Tuesday, March 5, 2024
Year : 2, Issue : 10
An internal UN report describes widespread abuse of Palestinian detainees in Israeli detention centres, including beatings, dog attacks, the prolonged use of stress positions and sexual assault.
The report was compiled by the UN Relief and Works Agency for Palestine (UNRWA) and is largely based on interviews of Palestinian detainees released at the Kerem Shalom crossing point since December, when UNRWA staff were present to provide humanitarian support.
The report, which has been circulated within the UN and seen by the Guardian, says that just over 1,000 detainees have been released since December. But it estimates that more than 4,000 men, women and children have been rounded up in Gaza since the start of the current conflict, triggered by Hamas raids into southern Israel on 7 October which killed about 1,200 Israelis, mostly civilians.
Israel denies the abuse allegations, which it described as Hamas-inspired propaganda. It has named 12 UNRWA staff it claims took part in the 7 October attack, and claims that 450 of the agency’s 13,000 workers in Gaza are members of Hamas or other militant groups.
Their Israeli jailers, it alleges, “through beatings and other mistreatment and threats, sought to elicit operational information and forced confessions”.

[Page layout parsing data]
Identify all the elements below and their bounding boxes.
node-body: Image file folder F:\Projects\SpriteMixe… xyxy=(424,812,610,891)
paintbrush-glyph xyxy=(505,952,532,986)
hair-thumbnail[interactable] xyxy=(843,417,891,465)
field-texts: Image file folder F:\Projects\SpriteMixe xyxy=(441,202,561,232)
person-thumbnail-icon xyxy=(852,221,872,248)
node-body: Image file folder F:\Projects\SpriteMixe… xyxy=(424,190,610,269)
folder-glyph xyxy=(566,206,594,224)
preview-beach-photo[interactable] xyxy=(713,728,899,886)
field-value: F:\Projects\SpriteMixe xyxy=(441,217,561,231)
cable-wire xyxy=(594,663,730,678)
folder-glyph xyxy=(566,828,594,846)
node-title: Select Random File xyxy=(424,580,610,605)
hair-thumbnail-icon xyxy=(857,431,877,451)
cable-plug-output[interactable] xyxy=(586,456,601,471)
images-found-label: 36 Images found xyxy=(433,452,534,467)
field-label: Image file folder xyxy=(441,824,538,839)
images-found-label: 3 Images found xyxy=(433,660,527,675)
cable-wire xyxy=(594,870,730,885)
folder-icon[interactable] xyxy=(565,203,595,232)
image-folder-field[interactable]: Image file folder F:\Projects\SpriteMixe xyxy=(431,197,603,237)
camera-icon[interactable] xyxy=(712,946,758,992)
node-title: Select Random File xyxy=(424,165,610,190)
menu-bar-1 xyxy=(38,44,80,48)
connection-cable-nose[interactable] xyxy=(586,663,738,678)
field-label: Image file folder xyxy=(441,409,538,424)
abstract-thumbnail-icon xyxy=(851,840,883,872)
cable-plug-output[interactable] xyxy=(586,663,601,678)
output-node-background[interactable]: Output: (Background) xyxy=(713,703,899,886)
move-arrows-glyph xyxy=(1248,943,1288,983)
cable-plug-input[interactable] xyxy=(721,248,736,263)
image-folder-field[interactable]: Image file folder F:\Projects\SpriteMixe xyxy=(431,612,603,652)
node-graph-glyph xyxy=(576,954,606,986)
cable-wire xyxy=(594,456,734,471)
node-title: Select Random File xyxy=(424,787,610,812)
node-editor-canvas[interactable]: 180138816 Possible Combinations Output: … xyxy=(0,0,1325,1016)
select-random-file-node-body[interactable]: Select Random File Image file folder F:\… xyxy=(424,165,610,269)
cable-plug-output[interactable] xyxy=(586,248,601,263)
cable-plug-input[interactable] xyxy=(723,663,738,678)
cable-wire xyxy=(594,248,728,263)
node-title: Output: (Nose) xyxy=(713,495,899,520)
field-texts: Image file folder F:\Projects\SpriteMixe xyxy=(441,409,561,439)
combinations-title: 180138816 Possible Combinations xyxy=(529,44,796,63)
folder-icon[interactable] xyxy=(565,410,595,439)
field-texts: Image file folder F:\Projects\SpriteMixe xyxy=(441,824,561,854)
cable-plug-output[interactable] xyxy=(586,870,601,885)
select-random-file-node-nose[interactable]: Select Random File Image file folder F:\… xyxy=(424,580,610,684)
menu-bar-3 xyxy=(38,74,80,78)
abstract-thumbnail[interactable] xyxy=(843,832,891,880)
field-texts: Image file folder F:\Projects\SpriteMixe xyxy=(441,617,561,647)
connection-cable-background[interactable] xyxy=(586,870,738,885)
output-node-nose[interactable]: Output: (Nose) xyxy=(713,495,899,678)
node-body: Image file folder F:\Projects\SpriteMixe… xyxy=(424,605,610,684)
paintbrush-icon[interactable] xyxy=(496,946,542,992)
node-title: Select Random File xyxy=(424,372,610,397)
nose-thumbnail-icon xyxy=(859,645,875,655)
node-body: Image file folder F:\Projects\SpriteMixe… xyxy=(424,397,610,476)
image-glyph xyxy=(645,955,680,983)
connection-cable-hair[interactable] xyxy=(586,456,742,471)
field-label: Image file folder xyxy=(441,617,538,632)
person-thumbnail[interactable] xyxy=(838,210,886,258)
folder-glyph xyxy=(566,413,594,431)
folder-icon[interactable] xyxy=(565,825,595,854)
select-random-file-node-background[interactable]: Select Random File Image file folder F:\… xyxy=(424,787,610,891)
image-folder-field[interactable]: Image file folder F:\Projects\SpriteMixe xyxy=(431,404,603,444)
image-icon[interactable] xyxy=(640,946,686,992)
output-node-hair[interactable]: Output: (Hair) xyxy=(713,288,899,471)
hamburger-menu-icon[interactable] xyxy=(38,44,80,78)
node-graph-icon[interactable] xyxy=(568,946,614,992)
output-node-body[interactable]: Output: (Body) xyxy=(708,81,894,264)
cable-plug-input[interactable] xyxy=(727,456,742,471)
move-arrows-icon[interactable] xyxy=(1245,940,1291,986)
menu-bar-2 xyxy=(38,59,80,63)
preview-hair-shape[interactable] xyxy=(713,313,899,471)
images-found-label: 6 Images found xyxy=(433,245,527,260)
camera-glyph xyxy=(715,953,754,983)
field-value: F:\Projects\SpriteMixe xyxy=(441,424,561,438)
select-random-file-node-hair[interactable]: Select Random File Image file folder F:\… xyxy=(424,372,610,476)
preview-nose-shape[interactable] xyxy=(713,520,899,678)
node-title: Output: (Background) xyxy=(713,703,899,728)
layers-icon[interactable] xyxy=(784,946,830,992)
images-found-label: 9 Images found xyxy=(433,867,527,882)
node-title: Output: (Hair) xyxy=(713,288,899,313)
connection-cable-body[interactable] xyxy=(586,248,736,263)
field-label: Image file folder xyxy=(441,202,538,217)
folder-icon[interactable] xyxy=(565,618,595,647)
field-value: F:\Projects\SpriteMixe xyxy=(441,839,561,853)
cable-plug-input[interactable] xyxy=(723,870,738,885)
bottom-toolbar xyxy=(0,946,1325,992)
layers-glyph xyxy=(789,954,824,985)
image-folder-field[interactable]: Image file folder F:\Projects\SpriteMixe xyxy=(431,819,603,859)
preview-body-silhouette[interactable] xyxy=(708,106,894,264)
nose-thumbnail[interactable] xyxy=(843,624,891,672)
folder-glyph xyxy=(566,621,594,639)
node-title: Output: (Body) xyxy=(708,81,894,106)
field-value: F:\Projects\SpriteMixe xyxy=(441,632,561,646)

INSTRUCTIONS TO FOLLOW
Continue the article on the UN report about Palestinian detainees, picking up after its final sentence. You won't need the lines above for this.

FINAL ANSWER
The UNRWA report said that among the 1,002 detainees released since December at the Kerem Shalom crossing, there were 29 children as young as six (26 boys and three girls), 80 women and 21 UNRWA staff. Some had chronic conditions such as Alzheimer’s or were cancer patients.
“Detainees reported being taken on trucks to large makeshift ‘military barracks’ housing 100-120 people each, where they were held, often for weeks at a time, in between periods of interrogation at a nearby location,” the UNRWA document said, in allegations first reported by the New York Times. It claims the worst abuse occurs in these detention and interrogation centres before the detainees are transferred to the Israeli prison system.
The UNRWA report says: “Methods of ill-treatment reported included physical beatings, forced stress positions for extended periods of time, threats of harm to detainees and their families, attacks by dogs, insults to personal dignity and humiliation such as being made to act like animals or getting urinated on, use of loud music and noises, deprivation of water, food, sleep and toilets, denial of the right to practice their religion (to pray) and prolonged use of tightly locked handcuffs causing open wounds and friction injuries.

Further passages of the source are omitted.